(Items from a figure collection)

○ ○ ○ ○

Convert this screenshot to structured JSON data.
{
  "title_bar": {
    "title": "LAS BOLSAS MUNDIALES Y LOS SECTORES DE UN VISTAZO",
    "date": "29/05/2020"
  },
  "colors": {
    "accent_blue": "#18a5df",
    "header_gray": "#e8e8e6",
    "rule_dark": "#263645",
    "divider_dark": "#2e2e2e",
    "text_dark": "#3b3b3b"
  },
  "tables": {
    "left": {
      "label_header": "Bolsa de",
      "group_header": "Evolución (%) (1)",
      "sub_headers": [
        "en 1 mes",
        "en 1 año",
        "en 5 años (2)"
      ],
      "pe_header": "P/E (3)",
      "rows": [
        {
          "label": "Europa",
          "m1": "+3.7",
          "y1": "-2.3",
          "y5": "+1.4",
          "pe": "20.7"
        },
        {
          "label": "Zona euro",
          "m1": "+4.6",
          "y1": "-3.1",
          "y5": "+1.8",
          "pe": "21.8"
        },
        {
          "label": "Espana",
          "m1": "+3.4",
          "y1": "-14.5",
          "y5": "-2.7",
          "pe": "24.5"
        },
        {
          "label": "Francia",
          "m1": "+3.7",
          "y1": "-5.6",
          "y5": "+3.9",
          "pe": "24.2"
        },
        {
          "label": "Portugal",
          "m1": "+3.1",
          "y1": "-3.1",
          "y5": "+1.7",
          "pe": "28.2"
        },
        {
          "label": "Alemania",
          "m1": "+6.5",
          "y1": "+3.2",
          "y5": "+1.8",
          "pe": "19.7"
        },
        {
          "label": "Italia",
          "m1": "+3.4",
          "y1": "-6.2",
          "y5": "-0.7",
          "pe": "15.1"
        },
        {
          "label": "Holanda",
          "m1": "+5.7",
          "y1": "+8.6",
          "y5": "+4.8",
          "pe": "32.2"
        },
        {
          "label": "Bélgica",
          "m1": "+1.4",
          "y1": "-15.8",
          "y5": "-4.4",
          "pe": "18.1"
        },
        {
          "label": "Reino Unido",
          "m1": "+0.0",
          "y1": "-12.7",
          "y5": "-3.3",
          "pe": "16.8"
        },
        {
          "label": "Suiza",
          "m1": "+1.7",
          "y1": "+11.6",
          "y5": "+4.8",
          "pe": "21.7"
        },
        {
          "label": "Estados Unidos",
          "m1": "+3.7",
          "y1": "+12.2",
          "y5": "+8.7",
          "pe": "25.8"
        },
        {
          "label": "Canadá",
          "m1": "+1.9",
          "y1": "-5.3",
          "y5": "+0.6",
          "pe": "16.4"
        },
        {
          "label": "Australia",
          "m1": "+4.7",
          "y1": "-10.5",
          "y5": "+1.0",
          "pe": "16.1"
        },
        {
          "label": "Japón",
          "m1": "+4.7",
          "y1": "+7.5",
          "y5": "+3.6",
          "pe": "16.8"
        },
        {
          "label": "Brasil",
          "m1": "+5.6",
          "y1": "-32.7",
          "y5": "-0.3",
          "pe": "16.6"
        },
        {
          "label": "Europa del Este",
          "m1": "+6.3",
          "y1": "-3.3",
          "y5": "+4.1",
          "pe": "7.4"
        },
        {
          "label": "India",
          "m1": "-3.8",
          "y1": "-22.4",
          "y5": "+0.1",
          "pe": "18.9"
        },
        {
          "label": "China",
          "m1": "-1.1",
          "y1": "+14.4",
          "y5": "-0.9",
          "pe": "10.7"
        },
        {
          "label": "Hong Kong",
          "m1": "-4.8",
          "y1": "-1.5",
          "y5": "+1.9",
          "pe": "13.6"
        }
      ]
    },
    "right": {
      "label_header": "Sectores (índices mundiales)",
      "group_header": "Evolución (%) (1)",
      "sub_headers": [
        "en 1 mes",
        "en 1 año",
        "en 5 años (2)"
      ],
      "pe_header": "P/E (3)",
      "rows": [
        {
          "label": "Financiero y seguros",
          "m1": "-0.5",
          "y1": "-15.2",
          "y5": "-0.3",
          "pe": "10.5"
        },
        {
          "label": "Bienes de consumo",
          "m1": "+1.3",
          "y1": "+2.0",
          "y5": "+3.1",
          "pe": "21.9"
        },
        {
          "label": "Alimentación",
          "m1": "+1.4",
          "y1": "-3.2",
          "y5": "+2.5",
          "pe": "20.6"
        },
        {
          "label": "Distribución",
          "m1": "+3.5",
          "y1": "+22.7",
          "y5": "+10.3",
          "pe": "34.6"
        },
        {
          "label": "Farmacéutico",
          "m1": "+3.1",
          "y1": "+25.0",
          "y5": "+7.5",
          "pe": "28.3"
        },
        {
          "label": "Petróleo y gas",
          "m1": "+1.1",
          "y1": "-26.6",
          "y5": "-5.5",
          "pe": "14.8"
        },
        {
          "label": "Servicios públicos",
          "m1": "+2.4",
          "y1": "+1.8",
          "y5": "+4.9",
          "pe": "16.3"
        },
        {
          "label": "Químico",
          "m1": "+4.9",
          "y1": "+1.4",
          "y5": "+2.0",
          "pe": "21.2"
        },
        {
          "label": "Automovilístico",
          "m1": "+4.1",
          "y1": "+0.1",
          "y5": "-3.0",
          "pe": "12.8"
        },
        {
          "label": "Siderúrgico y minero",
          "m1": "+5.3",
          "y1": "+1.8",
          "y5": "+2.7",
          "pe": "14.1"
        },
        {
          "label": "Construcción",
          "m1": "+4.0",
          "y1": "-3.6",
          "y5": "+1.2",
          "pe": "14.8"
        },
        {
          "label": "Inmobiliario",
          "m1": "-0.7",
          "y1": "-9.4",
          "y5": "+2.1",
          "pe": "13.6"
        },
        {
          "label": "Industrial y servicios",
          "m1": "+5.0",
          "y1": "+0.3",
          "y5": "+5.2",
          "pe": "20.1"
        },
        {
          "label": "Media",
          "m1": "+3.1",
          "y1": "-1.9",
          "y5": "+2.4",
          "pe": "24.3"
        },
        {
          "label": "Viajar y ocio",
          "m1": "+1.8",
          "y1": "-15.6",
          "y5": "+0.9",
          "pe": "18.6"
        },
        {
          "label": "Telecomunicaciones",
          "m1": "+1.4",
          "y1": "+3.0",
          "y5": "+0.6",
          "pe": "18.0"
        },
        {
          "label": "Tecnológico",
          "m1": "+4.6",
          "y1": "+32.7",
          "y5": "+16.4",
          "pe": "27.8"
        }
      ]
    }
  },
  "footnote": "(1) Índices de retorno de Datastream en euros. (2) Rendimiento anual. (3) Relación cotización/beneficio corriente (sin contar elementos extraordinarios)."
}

○ ○ ○ ○

● Task prompt
Could you reproduce every record above exactly as it appears?

● Written answer
Convert this screenshot to structured JSON data.
{
  "title_bar": {
    "title": "LAS BOLSAS MUNDIALES Y LOS SECTORES DE UN VISTAZO",
    "date": "29/05/2020"
  },
  "colors": {
    "accent_blue": "#18a5df",
    "header_gray": "#e8e8e6",
    "rule_dark": "#263645",
    "divider_dark": "#2e2e2e",
    "text_dark": "#3b3b3b"
  },
  "tables": {
    "left": {
      "label_header": "Bolsa de",
      "group_header": "Evolución (%) (1)",
      "sub_headers": [
        "en 1 mes",
        "en 1 año",
        "en 5 años (2)"
      ],
      "pe_header": "P/E (3)",
      "rows": [
        {
          "label": "Europa",
          "m1": "+3.7",
          "y1": "-2.3",
          "y5": "+1.4",
          "pe": "20.7"
        },
        {
          "label": "Zona euro",
          "m1": "+4.6",
          "y1": "-3.1",
          "y5": "+1.8",
          "pe": "21.8"
        },
        {
          "label": "Espana",
          "m1": "+3.4",
          "y1": "-14.5",
          "y5": "-2.7",
          "pe": "24.5"
        },
        {
          "label": "Francia",
          "m1": "+3.7",
          "y1": "-5.6",
          "y5": "+3.9",
          "pe": "24.2"
        },
        {
          "label": "Portugal",
          "m1": "+3.1",
          "y1": "-3.1",
          "y5": "+1.7",
          "pe": "28.2"
        },
        {
          "label": "Alemania",
          "m1": "+6.5",
          "y1": "+3.2",
          "y5": "+1.8",
          "pe": "19.7"
        },
        {
          "label": "Italia",
          "m1": "+3.4",
          "y1": "-6.2",
          "y5": "-0.7",
          "pe": "15.1"
        },
        {
          "label": "Holanda",
          "m1": "+5.7",
          "y1": "+8.6",
          "y5": "+4.8",
          "pe": "32.2"
        },
        {
          "label": "Bélgica",
          "m1": "+1.4",
          "y1": "-15.8",
          "y5": "-4.4",
          "pe": "18.1"
        },
        {
          "label": "Reino Unido",
          "m1": "+0.0",
          "y1": "-12.7",
          "y5": "-3.3",
          "pe": "16.8"
        },
        {
          "label": "Suiza",
          "m1": "+1.7",
          "y1": "+11.6",
          "y5": "+4.8",
          "pe": "21.7"
        },
        {
          "label": "Estados Unidos",
          "m1": "+3.7",
          "y1": "+12.2",
          "y5": "+8.7",
          "pe": "25.8"
        },
        {
          "label": "Canadá",
          "m1": "+1.9",
          "y1": "-5.3",
          "y5": "+0.6",
          "pe": "16.4"
        },
        {
          "label": "Australia",
          "m1": "+4.7",
          "y1": "-10.5",
          "y5": "+1.0",
          "pe": "16.1"
        },
        {
          "label": "Japón",
          "m1": "+4.7",
          "y1": "+7.5",
          "y5": "+3.6",
          "pe": "16.8"
        },
        {
          "label": "Brasil",
          "m1": "+5.6",
          "y1": "-32.7",
          "y5": "-0.3",
          "pe": "16.6"
        },
        {
          "label": "Europa del Este",
          "m1": "+6.3",
          "y1": "-3.3",
          "y5": "+4.1",
          "pe": "7.4"
        },
        {
          "label": "India",
          "m1": "-3.8",
          "y1": "-22.4",
          "y5": "+0.1",
          "pe": "18.9"
        },
        {
          "label": "China",
          "m1": "-1.1",
          "y1": "+14.4",
          "y5": "-0.9",
          "pe": "10.7"
        },
        {
          "label": "Hong Kong",
          "m1": "-4.8",
          "y1": "-1.5",
          "y5": "+1.9",
          "pe": "13.6"
        }
      ]
    },
    "right": {
      "label_header": "Sectores (índices mundiales)",
      "group_header": "Evolución (%) (1)",
      "sub_headers": [
        "en 1 mes",
        "en 1 año",
        "en 5 años (2)"
      ],
      "pe_header": "P/E (3)",
      "rows": [
        {
          "label": "Financiero y seguros",
          "m1": "-0.5",
          "y1": "-15.2",
          "y5": "-0.3",
          "pe": "10.5"
        },
        {
          "label": "Bienes de consumo",
          "m1": "+1.3",
          "y1": "+2.0",
          "y5": "+3.1",
          "pe": "21.9"
        },
        {
          "label": "Alimentación",
          "m1": "+1.4",
          "y1": "-3.2",
          "y5": "+2.5",
          "pe": "20.6"
        },
        {
          "label": "Distribución",
          "m1": "+3.5",
          "y1": "+22.7",
          "y5": "+10.3",
          "pe": "34.6"
        },
        {
          "label": "Farmacéutico",
          "m1": "+3.1",
          "y1": "+25.0",
          "y5": "+7.5",
          "pe": "28.3"
        },
        {
          "label": "Petróleo y gas",
          "m1": "+1.1",
          "y1": "-26.6",
          "y5": "-5.5",
          "pe": "14.8"
        },
        {
          "label": "Servicios públicos",
          "m1": "+2.4",
          "y1": "+1.8",
          "y5": "+4.9",
          "pe": "16.3"
        },
        {
          "label": "Químico",
          "m1": "+4.9",
          "y1": "+1.4",
          "y5": "+2.0",
          "pe": "21.2"
        },
        {
          "label": "Automovilístico",
          "m1": "+4.1",
          "y1": "+0.1",
          "y5": "-3.0",
          "pe": "12.8"
        },
        {
          "label": "Siderúrgico y minero",
          "m1": "+5.3",
          "y1": "+1.8",
          "y5": "+2.7",
          "pe": "14.1"
        },
        {
          "label": "Construcción",
          "m1": "+4.0",
          "y1": "-3.6",
          "y5": "+1.2",
          "pe": "14.8"
        },
        {
          "label": "Inmobiliario",
          "m1": "-0.7",
          "y1": "-9.4",
          "y5": "+2.1",
          "pe": "13.6"
        },
        {
          "label": "Industrial y servicios",
          "m1": "+5.0",
          "y1": "+0.3",
          "y5": "+5.2",
          "pe": "20.1"
        },
        {
          "label": "Media",
          "m1": "+3.1",
          "y1": "-1.9",
          "y5": "+2.4",
          "pe": "24.3"
        },
        {
          "label": "Viajar y ocio",
          "m1": "+1.8",
          "y1": "-15.6",
          "y5": "+0.9",
          "pe": "18.6"
        },
        {
          "label": "Telecomunicaciones",
          "m1": "+1.4",
          "y1": "+3.0",
          "y5": "+0.6",
          "pe": "18.0"
        },
        {
          "label": "Tecnológico",
          "m1": "+4.6",
          "y1": "+32.7",
          "y5": "+16.4",
          "pe": "27.8"
        }
      ]
    }
  },
  "footnote": "(1) Índices de retorno de Datastream en euros. (2) Rendimiento anual. (3) Relación cotización/beneficio corriente (sin contar elementos extraordinarios)."
}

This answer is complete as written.